Write out the listing below again, precisely as it is given.

start SOURCE RECORDS

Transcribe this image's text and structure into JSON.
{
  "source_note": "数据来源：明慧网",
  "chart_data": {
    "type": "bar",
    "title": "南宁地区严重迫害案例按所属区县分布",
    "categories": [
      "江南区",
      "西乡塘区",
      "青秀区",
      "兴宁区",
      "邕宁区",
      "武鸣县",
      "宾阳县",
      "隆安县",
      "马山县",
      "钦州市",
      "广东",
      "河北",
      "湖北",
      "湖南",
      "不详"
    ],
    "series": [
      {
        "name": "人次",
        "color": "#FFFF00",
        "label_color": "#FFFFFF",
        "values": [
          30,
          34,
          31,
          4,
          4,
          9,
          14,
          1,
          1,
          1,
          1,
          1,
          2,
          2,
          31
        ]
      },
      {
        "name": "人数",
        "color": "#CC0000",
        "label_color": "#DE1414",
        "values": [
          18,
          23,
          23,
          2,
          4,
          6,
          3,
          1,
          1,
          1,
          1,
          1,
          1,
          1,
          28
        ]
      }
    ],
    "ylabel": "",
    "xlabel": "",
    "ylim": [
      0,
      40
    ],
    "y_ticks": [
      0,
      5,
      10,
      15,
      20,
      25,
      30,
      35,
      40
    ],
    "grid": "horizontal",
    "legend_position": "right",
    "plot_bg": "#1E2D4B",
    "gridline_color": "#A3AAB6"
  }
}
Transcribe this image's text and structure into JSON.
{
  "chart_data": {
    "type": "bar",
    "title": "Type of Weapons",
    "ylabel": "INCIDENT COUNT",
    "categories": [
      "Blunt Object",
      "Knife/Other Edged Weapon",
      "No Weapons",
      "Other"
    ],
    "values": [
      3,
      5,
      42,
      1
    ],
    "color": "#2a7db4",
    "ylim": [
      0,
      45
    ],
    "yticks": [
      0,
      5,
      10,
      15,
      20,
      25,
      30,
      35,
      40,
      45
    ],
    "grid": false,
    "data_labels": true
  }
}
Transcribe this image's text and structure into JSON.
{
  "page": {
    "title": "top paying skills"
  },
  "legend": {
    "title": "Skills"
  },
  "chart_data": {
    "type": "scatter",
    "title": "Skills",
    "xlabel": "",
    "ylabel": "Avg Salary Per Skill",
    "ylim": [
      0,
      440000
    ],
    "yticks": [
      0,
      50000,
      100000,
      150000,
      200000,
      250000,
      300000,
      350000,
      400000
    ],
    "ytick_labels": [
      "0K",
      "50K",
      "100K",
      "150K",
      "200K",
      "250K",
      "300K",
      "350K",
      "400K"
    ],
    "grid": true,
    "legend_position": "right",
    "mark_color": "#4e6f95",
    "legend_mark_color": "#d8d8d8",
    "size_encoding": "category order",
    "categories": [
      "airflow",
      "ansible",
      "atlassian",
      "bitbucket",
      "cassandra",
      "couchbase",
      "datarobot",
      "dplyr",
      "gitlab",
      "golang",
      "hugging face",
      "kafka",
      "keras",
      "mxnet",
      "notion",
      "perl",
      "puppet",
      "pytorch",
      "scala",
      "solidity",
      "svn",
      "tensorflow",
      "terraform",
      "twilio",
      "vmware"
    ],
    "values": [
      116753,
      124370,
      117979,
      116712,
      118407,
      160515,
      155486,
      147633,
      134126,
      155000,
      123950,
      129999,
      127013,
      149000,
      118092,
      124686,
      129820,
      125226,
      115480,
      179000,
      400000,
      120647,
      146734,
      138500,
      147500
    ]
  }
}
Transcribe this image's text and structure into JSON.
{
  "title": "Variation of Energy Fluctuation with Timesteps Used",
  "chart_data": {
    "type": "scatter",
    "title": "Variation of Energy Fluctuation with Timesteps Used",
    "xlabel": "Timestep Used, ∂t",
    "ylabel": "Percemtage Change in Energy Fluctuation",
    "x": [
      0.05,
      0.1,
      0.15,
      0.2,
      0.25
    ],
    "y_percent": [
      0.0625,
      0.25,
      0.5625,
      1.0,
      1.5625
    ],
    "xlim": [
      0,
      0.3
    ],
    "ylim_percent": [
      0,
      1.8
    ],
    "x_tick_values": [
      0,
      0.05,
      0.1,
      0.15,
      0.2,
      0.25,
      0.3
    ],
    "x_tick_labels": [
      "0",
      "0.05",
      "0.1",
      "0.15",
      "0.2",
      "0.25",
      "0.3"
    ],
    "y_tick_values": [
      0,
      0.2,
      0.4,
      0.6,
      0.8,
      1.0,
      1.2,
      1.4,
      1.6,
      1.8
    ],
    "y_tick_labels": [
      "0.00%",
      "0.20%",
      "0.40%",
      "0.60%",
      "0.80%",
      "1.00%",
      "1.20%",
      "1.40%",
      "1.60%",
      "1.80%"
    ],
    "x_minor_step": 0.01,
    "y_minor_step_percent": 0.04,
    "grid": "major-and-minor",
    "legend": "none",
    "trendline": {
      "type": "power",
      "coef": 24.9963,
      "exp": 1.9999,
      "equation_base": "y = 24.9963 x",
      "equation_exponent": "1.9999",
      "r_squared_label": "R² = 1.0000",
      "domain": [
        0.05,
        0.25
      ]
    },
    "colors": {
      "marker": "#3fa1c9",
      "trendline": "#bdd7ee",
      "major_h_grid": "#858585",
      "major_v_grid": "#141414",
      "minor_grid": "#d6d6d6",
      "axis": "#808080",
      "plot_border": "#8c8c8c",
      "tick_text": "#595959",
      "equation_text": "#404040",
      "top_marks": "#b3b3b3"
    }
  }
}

end SOURCE RECORDS

**RESULT OF THE TASK**
Transcribe this image's text and structure into JSON.
{
  "source_note": "数据来源：明慧网",
  "chart_data": {
    "type": "bar",
    "title": "南宁地区严重迫害案例按所属区县分布",
    "categories": [
      "江南区",
      "西乡塘区",
      "青秀区",
      "兴宁区",
      "邕宁区",
      "武鸣县",
      "宾阳县",
      "隆安县",
      "马山县",
      "钦州市",
      "广东",
      "河北",
      "湖北",
      "湖南",
      "不详"
    ],
    "series": [
      {
        "name": "人次",
        "color": "#FFFF00",
        "label_color": "#FFFFFF",
        "values": [
          30,
          34,
          31,
          4,
          4,
          9,
          14,
          1,
          1,
          1,
          1,
          1,
          2,
          2,
          31
        ]
      },
      {
        "name": "人数",
        "color": "#CC0000",
        "label_color": "#DE1414",
        "values": [
          18,
          23,
          23,
          2,
          4,
          6,
          3,
          1,
          1,
          1,
          1,
          1,
          1,
          1,
          28
        ]
      }
    ],
    "ylabel": "",
    "xlabel": "",
    "ylim": [
      0,
      40
    ],
    "y_ticks": [
      0,
      5,
      10,
      15,
      20,
      25,
      30,
      35,
      40
    ],
    "grid": "horizontal",
    "legend_position": "right",
    "plot_bg": "#1E2D4B",
    "gridline_color": "#A3AAB6"
  }
}
Transcribe this image's text and structure into JSON.
{
  "chart_data": {
    "type": "bar",
    "title": "Type of Weapons",
    "ylabel": "INCIDENT COUNT",
    "categories": [
      "Blunt Object",
      "Knife/Other Edged Weapon",
      "No Weapons",
      "Other"
    ],
    "values": [
      3,
      5,
      42,
      1
    ],
    "color": "#2a7db4",
    "ylim": [
      0,
      45
    ],
    "yticks": [
      0,
      5,
      10,
      15,
      20,
      25,
      30,
      35,
      40,
      45
    ],
    "grid": false,
    "data_labels": true
  }
}
Transcribe this image's text and structure into JSON.
{
  "page": {
    "title": "top paying skills"
  },
  "legend": {
    "title": "Skills"
  },
  "chart_data": {
    "type": "scatter",
    "title": "Skills",
    "xlabel": "",
    "ylabel": "Avg Salary Per Skill",
    "ylim": [
      0,
      440000
    ],
    "yticks": [
      0,
      50000,
      100000,
      150000,
      200000,
      250000,
      300000,
      350000,
      400000
    ],
    "ytick_labels": [
      "0K",
      "50K",
      "100K",
      "150K",
      "200K",
      "250K",
      "300K",
      "350K",
      "400K"
    ],
    "grid": true,
    "legend_position": "right",
    "mark_color": "#4e6f95",
    "legend_mark_color": "#d8d8d8",
    "size_encoding": "category order",
    "categories": [
      "airflow",
      "ansible",
      "atlassian",
      "bitbucket",
      "cassandra",
      "couchbase",
      "datarobot",
      "dplyr",
      "gitlab",
      "golang",
      "hugging face",
      "kafka",
      "keras",
      "mxnet",
      "notion",
      "perl",
      "puppet",
      "pytorch",
      "scala",
      "solidity",
      "svn",
      "tensorflow",
      "terraform",
      "twilio",
      "vmware"
    ],
    "values": [
      116753,
      124370,
      117979,
      116712,
      118407,
      160515,
      155486,
      147633,
      134126,
      155000,
      123950,
      129999,
      127013,
      149000,
      118092,
      124686,
      129820,
      125226,
      115480,
      179000,
      400000,
      120647,
      146734,
      138500,
      147500
    ]
  }
}
Transcribe this image's text and structure into JSON.
{
  "title": "Variation of Energy Fluctuation with Timesteps Used",
  "chart_data": {
    "type": "scatter",
    "title": "Variation of Energy Fluctuation with Timesteps Used",
    "xlabel": "Timestep Used, ∂t",
    "ylabel": "Percemtage Change in Energy Fluctuation",
    "x": [
      0.05,
      0.1,
      0.15,
      0.2,
      0.25
    ],
    "y_percent": [
      0.0625,
      0.25,
      0.5625,
      1.0,
      1.5625
    ],
    "xlim": [
      0,
      0.3
    ],
    "ylim_percent": [
      0,
      1.8
    ],
    "x_tick_values": [
      0,
      0.05,
      0.1,
      0.15,
      0.2,
      0.25,
      0.3
    ],
    "x_tick_labels": [
      "0",
      "0.05",
      "0.1",
      "0.15",
      "0.2",
      "0.25",
      "0.3"
    ],
    "y_tick_values": [
      0,
      0.2,
      0.4,
      0.6,
      0.8,
      1.0,
      1.2,
      1.4,
      1.6,
      1.8
    ],
    "y_tick_labels": [
      "0.00%",
      "0.20%",
      "0.40%",
      "0.60%",
      "0.80%",
      "1.00%",
      "1.20%",
      "1.40%",
      "1.60%",
      "1.80%"
    ],
    "x_minor_step": 0.01,
    "y_minor_step_percent": 0.04,
    "grid": "major-and-minor",
    "legend": "none",
    "trendline": {
      "type": "power",
      "coef": 24.9963,
      "exp": 1.9999,
      "equation_base": "y = 24.9963 x",
      "equation_exponent": "1.9999",
      "r_squared_label": "R² = 1.0000",
      "domain": [
        0.05,
        0.25
      ]
    },
    "colors": {
      "marker": "#3fa1c9",
      "trendline": "#bdd7ee",
      "major_h_grid": "#858585",
      "major_v_grid": "#141414",
      "minor_grid": "#d6d6d6",
      "axis": "#808080",
      "plot_border": "#8c8c8c",
      "tick_text": "#595959",
      "equation_text": "#404040",
      "top_marks": "#b3b3b3"
    }
  }
}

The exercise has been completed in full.